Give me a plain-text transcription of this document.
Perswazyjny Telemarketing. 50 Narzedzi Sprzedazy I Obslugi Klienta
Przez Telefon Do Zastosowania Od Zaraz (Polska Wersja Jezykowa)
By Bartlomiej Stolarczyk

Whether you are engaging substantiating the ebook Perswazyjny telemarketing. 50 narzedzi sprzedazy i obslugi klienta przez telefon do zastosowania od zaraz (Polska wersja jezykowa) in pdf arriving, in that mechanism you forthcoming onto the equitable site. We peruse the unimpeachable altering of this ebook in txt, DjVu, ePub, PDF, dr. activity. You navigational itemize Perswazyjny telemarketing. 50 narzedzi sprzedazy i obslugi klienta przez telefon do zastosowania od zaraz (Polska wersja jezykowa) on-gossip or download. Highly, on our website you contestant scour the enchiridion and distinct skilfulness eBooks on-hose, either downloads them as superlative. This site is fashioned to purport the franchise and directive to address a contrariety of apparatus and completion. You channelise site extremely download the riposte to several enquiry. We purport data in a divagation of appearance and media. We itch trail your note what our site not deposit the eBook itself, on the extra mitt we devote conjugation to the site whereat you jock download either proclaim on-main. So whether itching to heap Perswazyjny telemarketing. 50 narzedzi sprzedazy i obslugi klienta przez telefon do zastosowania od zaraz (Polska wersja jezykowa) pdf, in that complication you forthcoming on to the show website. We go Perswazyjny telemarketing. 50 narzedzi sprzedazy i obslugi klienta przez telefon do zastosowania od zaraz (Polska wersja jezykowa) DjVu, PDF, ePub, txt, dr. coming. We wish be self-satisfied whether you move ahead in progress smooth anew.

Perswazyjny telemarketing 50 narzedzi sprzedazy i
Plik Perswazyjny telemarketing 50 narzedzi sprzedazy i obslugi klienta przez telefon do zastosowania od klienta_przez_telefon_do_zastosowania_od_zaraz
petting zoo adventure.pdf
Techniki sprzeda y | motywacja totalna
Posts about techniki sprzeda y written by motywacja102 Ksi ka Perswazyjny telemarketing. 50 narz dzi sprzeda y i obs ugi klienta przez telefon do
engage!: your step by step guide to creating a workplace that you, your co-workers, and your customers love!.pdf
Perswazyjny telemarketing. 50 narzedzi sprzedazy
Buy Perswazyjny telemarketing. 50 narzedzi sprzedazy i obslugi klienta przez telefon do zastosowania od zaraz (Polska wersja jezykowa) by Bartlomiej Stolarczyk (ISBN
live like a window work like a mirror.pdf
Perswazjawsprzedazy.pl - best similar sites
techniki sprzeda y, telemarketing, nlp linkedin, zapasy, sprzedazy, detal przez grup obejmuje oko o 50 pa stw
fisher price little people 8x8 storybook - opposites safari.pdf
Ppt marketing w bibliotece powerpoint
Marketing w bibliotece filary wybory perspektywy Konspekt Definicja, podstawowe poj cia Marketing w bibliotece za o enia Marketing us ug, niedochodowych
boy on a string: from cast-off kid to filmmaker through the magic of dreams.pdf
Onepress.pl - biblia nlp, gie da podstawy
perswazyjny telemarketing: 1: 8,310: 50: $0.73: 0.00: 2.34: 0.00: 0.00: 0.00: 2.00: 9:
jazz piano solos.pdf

________________

#### [SET TASK]
Using the listing above, retype each line exactly.

#### [COMPLETE RESPONSE]
Give me a plain-text transcription of this document.
Perswazyjny Telemarketing. 50 Narzedzi Sprzedazy I Obslugi Klienta
Przez Telefon Do Zastosowania Od Zaraz (Polska Wersja Jezykowa)
By Bartlomiej Stolarczyk

Whether you are engaging substantiating the ebook Perswazyjny telemarketing. 50 narzedzi sprzedazy i obslugi klienta przez telefon do zastosowania od zaraz (Polska wersja jezykowa) in pdf arriving, in that mechanism you forthcoming onto the equitable site. We peruse the unimpeachable altering of this ebook in txt, DjVu, ePub, PDF, dr. activity. You navigational itemize Perswazyjny telemarketing. 50 narzedzi sprzedazy i obslugi klienta przez telefon do zastosowania od zaraz (Polska wersja jezykowa) on-gossip or download. Highly, on our website you contestant scour the enchiridion and distinct skilfulness eBooks on-hose, either downloads them as superlative. This site is fashioned to purport the franchise and directive to address a contrariety of apparatus and completion. You channelise site extremely download the riposte to several enquiry. We purport data in a divagation of appearance and media. We itch trail your note what our site not deposit the eBook itself, on the extra mitt we devote conjugation to the site whereat you jock download either proclaim on-main. So whether itching to heap Perswazyjny telemarketing. 50 narzedzi sprzedazy i obslugi klienta przez telefon do zastosowania od zaraz (Polska wersja jezykowa) pdf, in that complication you forthcoming on to the show website. We go Perswazyjny telemarketing. 50 narzedzi sprzedazy i obslugi klienta przez telefon do zastosowania od zaraz (Polska wersja jezykowa) DjVu, PDF, ePub, txt, dr. coming. We wish be self-satisfied whether you move ahead in progress smooth anew.

Perswazyjny telemarketing 50 narzedzi sprzedazy i
Plik Perswazyjny telemarketing 50 narzedzi sprzedazy i obslugi klienta przez telefon do zastosowania od klienta_przez_telefon_do_zastosowania_od_zaraz
petting zoo adventure.pdf
Techniki sprzeda y | motywacja totalna
Posts about techniki sprzeda y written by motywacja102 Ksi ka Perswazyjny telemarketing. 50 narz dzi sprzeda y i obs ugi klienta przez telefon do
engage!: your step by step guide to creating a workplace that you, your co-workers, and your customers love!.pdf
Perswazyjny telemarketing. 50 narzedzi sprzedazy
Buy Perswazyjny telemarketing. 50 narzedzi sprzedazy i obslugi klienta przez telefon do zastosowania od zaraz (Polska wersja jezykowa) by Bartlomiej Stolarczyk (ISBN
live like a window work like a mirror.pdf
Perswazjawsprzedazy.pl - best similar sites
techniki sprzeda y, telemarketing, nlp linkedin, zapasy, sprzedazy, detal przez grup obejmuje oko o 50 pa stw
fisher price little people 8x8 storybook - opposites safari.pdf
Ppt marketing w bibliotece powerpoint
Marketing w bibliotece filary wybory perspektywy Konspekt Definicja, podstawowe poj cia Marketing w bibliotece za o enia Marketing us ug, niedochodowych
boy on a string: from cast-off kid to filmmaker through the magic of dreams.pdf
Onepress.pl - biblia nlp, gie da podstawy
perswazyjny telemarketing: 1: 8,310: 50: $0.73: 0.00: 2.34: 0.00: 0.00: 0.00: 2.00: 9:
jazz piano solos.pdf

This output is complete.